#### What is expected
Where a line holds "content", copy it.

#### Record excerpts
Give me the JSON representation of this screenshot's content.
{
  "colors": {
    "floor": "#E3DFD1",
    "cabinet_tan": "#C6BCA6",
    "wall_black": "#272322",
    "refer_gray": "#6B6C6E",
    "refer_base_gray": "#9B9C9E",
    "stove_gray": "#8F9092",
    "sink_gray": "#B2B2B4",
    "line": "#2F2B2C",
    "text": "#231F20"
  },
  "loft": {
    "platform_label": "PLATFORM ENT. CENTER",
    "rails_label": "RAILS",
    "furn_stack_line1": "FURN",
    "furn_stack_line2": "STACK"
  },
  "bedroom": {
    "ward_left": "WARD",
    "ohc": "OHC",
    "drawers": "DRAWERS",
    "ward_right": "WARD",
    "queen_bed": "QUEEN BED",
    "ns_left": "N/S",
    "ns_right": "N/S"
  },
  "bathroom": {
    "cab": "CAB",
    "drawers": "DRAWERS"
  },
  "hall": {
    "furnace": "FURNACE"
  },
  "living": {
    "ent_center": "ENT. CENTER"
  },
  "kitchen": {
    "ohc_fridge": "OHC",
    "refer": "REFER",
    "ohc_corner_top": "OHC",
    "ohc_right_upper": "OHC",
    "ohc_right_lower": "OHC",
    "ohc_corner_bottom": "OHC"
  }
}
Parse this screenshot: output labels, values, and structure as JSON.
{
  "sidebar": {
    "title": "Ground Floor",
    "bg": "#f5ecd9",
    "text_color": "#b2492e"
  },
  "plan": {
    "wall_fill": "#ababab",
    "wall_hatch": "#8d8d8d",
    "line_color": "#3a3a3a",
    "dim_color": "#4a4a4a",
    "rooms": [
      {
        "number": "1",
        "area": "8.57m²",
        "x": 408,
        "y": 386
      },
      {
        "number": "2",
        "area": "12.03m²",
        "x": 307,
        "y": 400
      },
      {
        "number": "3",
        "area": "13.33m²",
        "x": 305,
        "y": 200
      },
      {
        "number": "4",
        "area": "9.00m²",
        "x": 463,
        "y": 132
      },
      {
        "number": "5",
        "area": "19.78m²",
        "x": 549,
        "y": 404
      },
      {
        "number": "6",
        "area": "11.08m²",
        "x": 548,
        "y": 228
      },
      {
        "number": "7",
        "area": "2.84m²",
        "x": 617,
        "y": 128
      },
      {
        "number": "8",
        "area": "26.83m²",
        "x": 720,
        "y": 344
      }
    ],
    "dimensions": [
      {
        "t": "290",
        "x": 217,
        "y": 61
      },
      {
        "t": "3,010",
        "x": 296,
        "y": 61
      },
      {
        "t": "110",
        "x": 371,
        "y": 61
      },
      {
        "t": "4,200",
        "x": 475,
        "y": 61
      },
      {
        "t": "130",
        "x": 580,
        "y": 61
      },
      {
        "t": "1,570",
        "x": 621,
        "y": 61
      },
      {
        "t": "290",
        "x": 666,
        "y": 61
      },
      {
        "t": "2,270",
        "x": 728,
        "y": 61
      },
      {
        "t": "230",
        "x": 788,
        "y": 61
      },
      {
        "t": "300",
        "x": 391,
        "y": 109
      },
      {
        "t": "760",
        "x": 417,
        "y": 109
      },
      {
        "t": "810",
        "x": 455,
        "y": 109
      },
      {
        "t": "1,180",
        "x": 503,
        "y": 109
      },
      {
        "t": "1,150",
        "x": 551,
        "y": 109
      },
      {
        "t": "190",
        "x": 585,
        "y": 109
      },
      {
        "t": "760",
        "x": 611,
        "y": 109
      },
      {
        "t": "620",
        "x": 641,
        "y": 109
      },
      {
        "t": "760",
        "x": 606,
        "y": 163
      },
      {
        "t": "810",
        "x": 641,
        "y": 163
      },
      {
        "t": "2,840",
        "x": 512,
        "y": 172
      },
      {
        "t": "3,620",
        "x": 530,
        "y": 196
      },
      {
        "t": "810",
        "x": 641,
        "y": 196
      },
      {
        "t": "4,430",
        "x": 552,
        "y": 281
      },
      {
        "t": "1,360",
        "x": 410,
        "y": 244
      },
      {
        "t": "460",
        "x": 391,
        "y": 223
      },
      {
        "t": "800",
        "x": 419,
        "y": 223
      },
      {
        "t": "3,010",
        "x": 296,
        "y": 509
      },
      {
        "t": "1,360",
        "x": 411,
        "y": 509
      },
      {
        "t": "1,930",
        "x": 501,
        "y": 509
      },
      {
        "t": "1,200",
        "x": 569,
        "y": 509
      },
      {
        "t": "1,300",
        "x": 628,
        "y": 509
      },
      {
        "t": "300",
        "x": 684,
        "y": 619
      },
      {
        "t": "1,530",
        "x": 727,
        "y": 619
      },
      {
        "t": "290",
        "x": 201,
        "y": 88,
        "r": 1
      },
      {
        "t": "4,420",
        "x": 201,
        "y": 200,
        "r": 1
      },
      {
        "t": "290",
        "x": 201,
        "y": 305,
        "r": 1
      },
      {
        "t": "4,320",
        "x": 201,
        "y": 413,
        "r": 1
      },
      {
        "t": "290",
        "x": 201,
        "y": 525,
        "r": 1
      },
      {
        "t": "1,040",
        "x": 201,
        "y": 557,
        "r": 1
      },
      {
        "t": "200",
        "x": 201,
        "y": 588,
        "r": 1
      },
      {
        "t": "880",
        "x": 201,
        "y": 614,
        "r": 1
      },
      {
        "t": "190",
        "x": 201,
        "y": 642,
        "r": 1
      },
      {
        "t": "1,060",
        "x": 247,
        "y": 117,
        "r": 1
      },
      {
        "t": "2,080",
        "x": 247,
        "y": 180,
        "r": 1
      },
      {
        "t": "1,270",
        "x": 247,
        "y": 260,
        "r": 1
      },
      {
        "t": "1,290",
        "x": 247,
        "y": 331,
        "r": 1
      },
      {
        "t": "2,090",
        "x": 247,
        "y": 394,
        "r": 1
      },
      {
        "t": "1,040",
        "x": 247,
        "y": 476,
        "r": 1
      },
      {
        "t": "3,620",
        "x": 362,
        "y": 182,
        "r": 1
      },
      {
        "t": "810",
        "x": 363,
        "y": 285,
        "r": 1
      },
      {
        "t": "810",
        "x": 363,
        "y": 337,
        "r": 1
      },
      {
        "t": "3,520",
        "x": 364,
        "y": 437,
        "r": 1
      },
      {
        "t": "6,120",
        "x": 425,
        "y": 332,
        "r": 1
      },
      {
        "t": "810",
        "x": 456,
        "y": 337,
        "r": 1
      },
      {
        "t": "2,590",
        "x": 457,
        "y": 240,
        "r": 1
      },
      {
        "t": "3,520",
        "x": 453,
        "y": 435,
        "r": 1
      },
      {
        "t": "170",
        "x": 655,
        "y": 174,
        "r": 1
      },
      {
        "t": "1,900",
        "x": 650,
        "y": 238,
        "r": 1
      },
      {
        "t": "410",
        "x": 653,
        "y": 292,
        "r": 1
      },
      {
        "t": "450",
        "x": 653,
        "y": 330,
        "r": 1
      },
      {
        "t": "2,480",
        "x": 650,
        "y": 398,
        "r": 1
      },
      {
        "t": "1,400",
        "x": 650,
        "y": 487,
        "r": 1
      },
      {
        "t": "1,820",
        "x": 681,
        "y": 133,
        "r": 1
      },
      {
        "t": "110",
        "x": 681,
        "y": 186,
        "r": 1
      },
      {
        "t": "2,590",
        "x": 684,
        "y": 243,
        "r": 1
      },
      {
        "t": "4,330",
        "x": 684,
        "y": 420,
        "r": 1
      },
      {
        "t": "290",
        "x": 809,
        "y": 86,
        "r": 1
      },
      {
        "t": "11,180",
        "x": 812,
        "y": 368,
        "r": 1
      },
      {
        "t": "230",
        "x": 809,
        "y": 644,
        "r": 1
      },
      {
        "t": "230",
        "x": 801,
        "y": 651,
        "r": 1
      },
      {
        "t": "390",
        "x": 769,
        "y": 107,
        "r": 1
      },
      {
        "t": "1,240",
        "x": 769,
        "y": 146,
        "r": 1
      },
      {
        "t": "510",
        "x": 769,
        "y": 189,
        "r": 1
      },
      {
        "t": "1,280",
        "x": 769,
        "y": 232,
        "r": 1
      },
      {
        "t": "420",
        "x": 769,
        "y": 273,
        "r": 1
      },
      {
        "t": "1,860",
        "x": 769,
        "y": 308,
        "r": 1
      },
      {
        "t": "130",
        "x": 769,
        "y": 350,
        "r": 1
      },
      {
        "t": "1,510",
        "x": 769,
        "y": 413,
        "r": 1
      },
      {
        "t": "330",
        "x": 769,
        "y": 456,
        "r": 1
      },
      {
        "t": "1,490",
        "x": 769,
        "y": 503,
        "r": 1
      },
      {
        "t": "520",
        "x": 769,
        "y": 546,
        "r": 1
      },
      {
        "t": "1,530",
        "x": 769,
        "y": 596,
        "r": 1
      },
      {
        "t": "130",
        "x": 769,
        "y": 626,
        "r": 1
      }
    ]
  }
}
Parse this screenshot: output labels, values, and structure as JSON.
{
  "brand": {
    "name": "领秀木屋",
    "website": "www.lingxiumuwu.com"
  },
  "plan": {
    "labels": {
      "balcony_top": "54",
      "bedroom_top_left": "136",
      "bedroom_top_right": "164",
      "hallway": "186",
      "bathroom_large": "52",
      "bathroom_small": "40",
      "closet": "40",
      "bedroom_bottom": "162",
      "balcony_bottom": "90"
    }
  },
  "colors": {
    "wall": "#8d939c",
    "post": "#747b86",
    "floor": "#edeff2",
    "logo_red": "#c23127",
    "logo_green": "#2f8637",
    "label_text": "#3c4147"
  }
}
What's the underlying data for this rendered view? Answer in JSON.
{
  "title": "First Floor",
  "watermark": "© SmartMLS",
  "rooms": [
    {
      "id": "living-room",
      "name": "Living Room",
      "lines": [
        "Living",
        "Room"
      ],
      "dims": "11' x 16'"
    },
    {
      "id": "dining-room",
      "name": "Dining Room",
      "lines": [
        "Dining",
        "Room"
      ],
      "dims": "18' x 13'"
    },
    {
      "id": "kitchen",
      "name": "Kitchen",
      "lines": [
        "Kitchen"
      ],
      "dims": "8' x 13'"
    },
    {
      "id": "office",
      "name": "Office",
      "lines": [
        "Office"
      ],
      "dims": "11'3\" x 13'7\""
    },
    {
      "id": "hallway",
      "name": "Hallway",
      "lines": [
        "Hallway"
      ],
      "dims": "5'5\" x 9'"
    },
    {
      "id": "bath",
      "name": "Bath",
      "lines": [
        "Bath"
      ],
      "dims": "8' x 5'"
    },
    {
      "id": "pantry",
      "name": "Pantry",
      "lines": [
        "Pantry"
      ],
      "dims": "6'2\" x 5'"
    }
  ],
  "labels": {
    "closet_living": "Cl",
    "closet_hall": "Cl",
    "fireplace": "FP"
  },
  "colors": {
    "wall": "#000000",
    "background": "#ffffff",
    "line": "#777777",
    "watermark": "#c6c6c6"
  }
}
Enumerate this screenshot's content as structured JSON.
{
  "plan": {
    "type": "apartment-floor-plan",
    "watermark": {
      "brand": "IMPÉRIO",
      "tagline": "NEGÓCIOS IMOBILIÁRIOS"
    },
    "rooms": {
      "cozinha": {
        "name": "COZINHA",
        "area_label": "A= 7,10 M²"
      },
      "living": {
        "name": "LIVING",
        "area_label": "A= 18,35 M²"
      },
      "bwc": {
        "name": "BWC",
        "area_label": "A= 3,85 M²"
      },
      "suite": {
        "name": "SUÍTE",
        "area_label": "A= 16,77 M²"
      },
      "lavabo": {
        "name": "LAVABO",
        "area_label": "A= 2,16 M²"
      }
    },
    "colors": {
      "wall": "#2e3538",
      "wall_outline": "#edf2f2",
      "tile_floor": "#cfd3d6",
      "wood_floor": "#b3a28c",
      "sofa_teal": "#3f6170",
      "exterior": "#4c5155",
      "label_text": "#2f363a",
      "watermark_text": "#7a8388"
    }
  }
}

#### Full answer
Give me the JSON representation of this screenshot's content.
Enumerate this screenshot's content as structured JSON.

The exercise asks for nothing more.